GIVEN TASK: Return the entries verbatim and drop every picture.

PROVIDED MATERIAL:
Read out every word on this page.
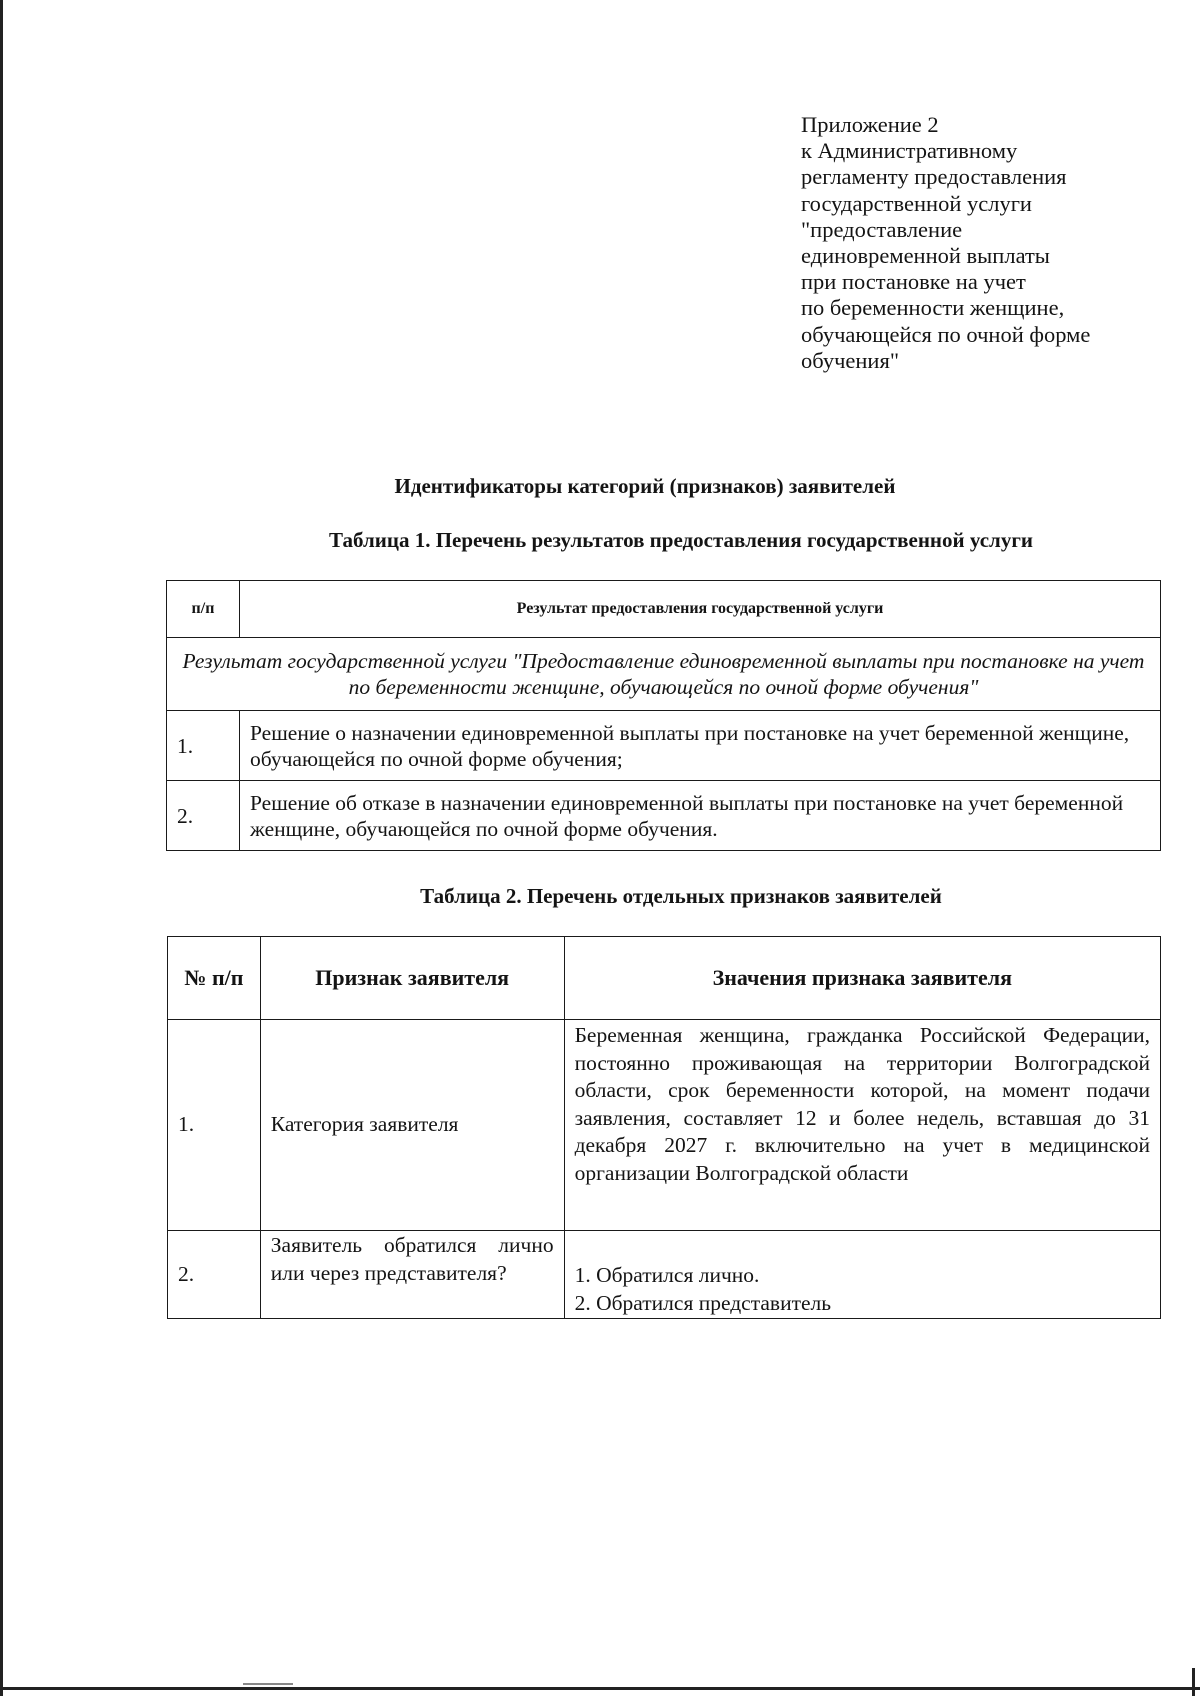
Приложение 2
к Административному
регламенту предоставления
государственной услуги
"предоставление
единовременной выплаты
при постановке на учет
по беременности женщине,
обучающейся по очной форме
обучения"
Идентификаторы категорий (признаков) заявителей
Таблица 1. Перечень результатов предоставления государственной услуги
п/п	Результат предоставления государственной услуги
Результат государственной услуги "Предоставление единовременной выплаты при постановке на учет по беременности женщине, обучающейся по очной форме обучения"	
1.	Решение о назначении единовременной выплаты при постановке на учет беременной женщине, обучающейся по очной форме обучения;
2.	Решение об отказе в назначении единовременной выплаты при постановке на учет беременной женщине, обучающейся по очной форме обучения.
Таблица 2. Перечень отдельных признаков заявителей
№ п/п	Признак заявителя	Значения признака заявителя
1.	Категория заявителя	Беременная женщина, гражданка Российской Федерации, постоянно проживающая на территории Волгоградской области, срок беременности которой, на момент подачи заявления, составляет 12 и более недель, вставшая до 31 декабря 2027 г. включительно на учет в медицинской организации Волгоградской области
2.	Заявитель обратился лично или через представителя?	1. Обратился лично.
2. Обратился представитель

SOLUTION BELOW:
Read out every word on this page.
Приложение 2
к Административному
регламенту предоставления
государственной услуги
"предоставление
единовременной выплаты
при постановке на учет
по беременности женщине,
обучающейся по очной форме
обучения"
Идентификаторы категорий (признаков) заявителей
Таблица 1. Перечень результатов предоставления государственной услуги
п/п	Результат предоставления государственной услуги
Результат государственной услуги "Предоставление единовременной выплаты при постановке на учет по беременности женщине, обучающейся по очной форме обучения"	
1.	Решение о назначении единовременной выплаты при постановке на учет беременной женщине, обучающейся по очной форме обучения;
2.	Решение об отказе в назначении единовременной выплаты при постановке на учет беременной женщине, обучающейся по очной форме обучения.
Таблица 2. Перечень отдельных признаков заявителей
№ п/п	Признак заявителя	Значения признака заявителя
1.	Категория заявителя	Беременная женщина, гражданка Российской Федерации, постоянно проживающая на территории Волгоградской области, срок беременности которой, на момент подачи заявления, составляет 12 и более недель, вставшая до 31 декабря 2027 г. включительно на учет в медицинской организации Волгоградской области
2.	Заявитель обратился лично или через представителя?	1. Обратился лично.
2. Обратился представитель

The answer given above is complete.